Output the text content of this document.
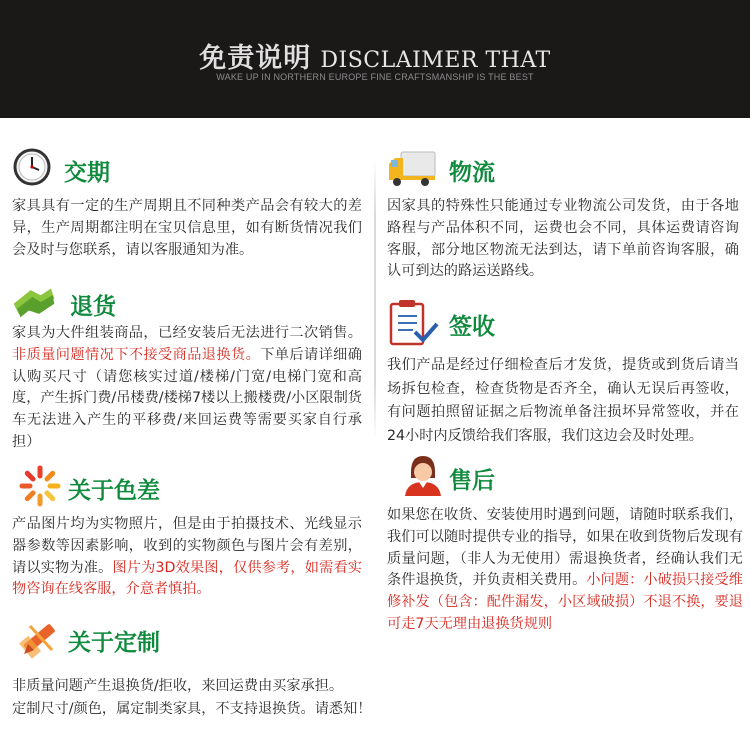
免责说明 DISCLAIMER THAT
WAKE UP IN NORTHERN EUROPE FINE CRAFTSMANSHIP IS THE BEST
交期

家具具有一定的生产周期且不同种类产品会有较大的差异，生产周期都注明在宝贝信息里，如有断货情况我们会及时与您联系，请以客服通知为准。

退货

家具为大件组装商品，已经安装后无法进行二次销售。非质量问题情况下不接受商品退换货。下单后请详细确认购买尺寸（请您核实过道/楼梯/门宽/电梯门宽和高度，产生拆门费/吊楼费/楼梯7楼以上搬楼费/小区限制货车无法进入产生的平移费/来回运费等需要买家自行承担）

关于色差

产品图片均为实物照片，但是由于拍摄技术、光线显示器参数等因素影响，收到的实物颜色与图片会有差别，请以实物为准。图片为3D效果图，仅供参考，如需看实物咨询在线客服，介意者慎拍。

关于定制

非质量问题产生退换货/拒收，来回运费由买家承担。

定制尺寸/颜色，属定制类家具，不支持退换货。请悉知！

物流

因家具的特殊性只能通过专业物流公司发货，由于各地路程与产品体积不同，运费也会不同，具体运费请咨询客服，部分地区物流无法到达，请下单前咨询客服，确认可到达的路运送路线。

签收

我们产品是经过仔细检查后才发货，提货或到货后请当场拆包检查，检查货物是否齐全，确认无误后再签收，有问题拍照留证据之后物流单备注损坏异常签收，并在24小时内反馈给我们客服，我们这边会及时处理。

售后

如果您在收货、安装使用时遇到问题，请随时联系我们，我们可以随时提供专业的指导，如果在收到货物后发现有质量问题，（非人为无使用）需退换货者，经确认我们无条件退换货，并负责相关费用。小问题：小破损只接受维修补发（包含：配件漏发，小区域破损）不退不换，要退可走7天无理由退换货规则
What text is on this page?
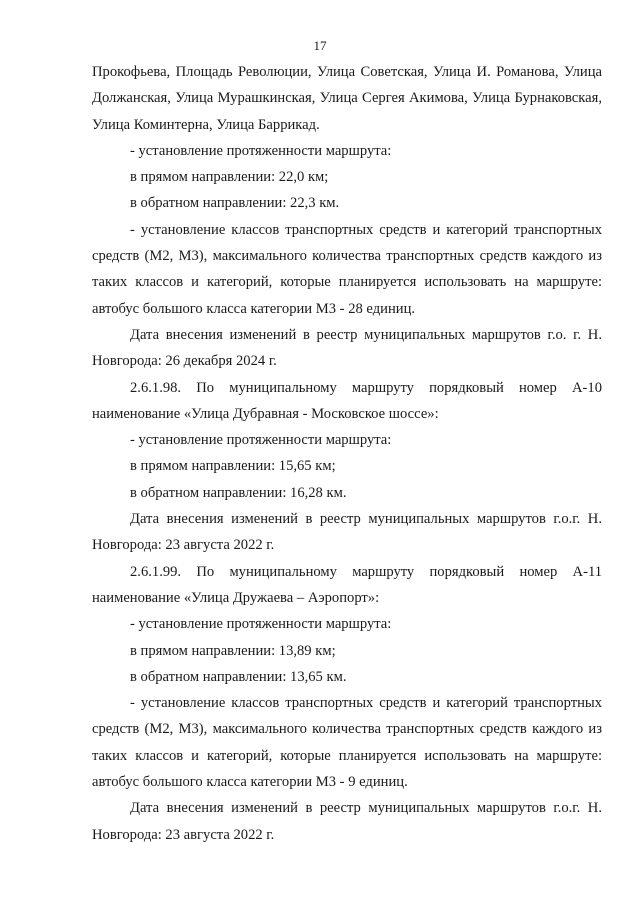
17

Прокофьева, Площадь Революции, Улица Советская, Улица И. Романова, Улица Должанская, Улица Мурашкинская, Улица Сергея Акимова, Улица Бурнаковская, Улица Коминтерна, Улица Баррикад.

- установление протяженности маршрута:

в прямом направлении: 22,0 км;

в обратном направлении: 22,3 км.

- установление классов транспортных средств и категорий транспортных средств (М2, М3), максимального количества транспортных средств каждого из таких классов и категорий, которые планируется использовать на маршруте: автобус большого класса категории М3 - 28 единиц.

Дата внесения изменений в реестр муниципальных маршрутов г.о. г. Н. Новгорода: 26 декабря 2024 г.

2.6.1.98. По муниципальному маршруту порядковый номер А-10 наименование «Улица Дубравная - Московское шоссе»:

- установление протяженности маршрута:

в прямом направлении: 15,65 км;

в обратном направлении: 16,28 км.

Дата внесения изменений в реестр муниципальных маршрутов г.о.г. Н. Новгорода: 23 августа 2022 г.

2.6.1.99. По муниципальному маршруту порядковый номер А-11 наименование «Улица Дружаева – Аэропорт»:

- установление протяженности маршрута:

в прямом направлении: 13,89 км;

в обратном направлении: 13,65 км.

- установление классов транспортных средств и категорий транспортных средств (М2, М3), максимального количества транспортных средств каждого из таких классов и категорий, которые планируется использовать на маршруте: автобус большого класса категории М3 - 9 единиц.

Дата внесения изменений в реестр муниципальных маршрутов г.о.г. Н. Новгорода: 23 августа 2022 г.
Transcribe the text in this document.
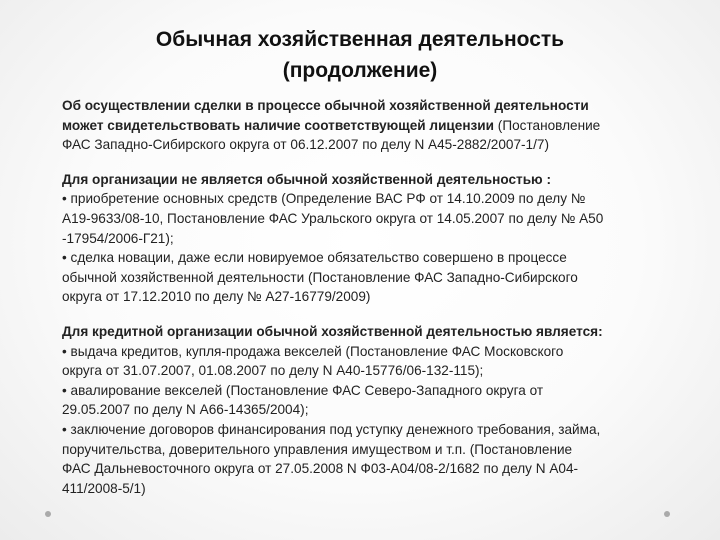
Обычная хозяйственная деятельность
(продолжение)

Об осуществлении сделки в процессе обычной хозяйственной деятельности
может свидетельствовать наличие соответствующей лицензии (Постановление
ФАС Западно-Сибирского округа от 06.12.2007 по делу N А45-2882/2007-1/7)

Для организации не является обычной хозяйственной деятельностью :
• приобретение основных средств (Определение ВАС РФ от 14.10.2009 по делу №
А19-9633/08-10, Постановление ФАС Уральского округа от 14.05.2007 по делу № А50
-17954/2006-Г21);
• сделка новации, даже если новируемое обязательство совершено в процессе
обычной хозяйственной деятельности (Постановление ФАС Западно-Сибирского
округа от 17.12.2010 по делу № А27-16779/2009)

Для кредитной организации обычной хозяйственной деятельностью является:
• выдача кредитов, купля-продажа векселей (Постановление ФАС Московского
округа от 31.07.2007, 01.08.2007 по делу N А40-15776/06-132-115);
• авалирование векселей (Постановление ФАС Северо-Западного округа от
29.05.2007 по делу N А66-14365/2004);
• заключение договоров финансирования под уступку денежного требования, займа,
поручительства, доверительного управления имуществом и т.п. (Постановление
ФАС Дальневосточного округа от 27.05.2008 N Ф03-А04/08-2/1682 по делу N А04-
411/2008-5/1)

# # #

Identify every line above with the string "большого" in it. Copy those lines.

- установление классов транспортных средств и категорий транспортных средств (М2, М3), максимального количества транспортных средств каждого из таких классов и категорий, которые планируется использовать на маршруте: автобус большого класса категории М3 - 28 единиц.
- установление классов транспортных средств и категорий транспортных средств (М2, М3), максимального количества транспортных средств каждого из таких классов и категорий, которые планируется использовать на маршруте: автобус большого класса категории М3 - 9 единиц.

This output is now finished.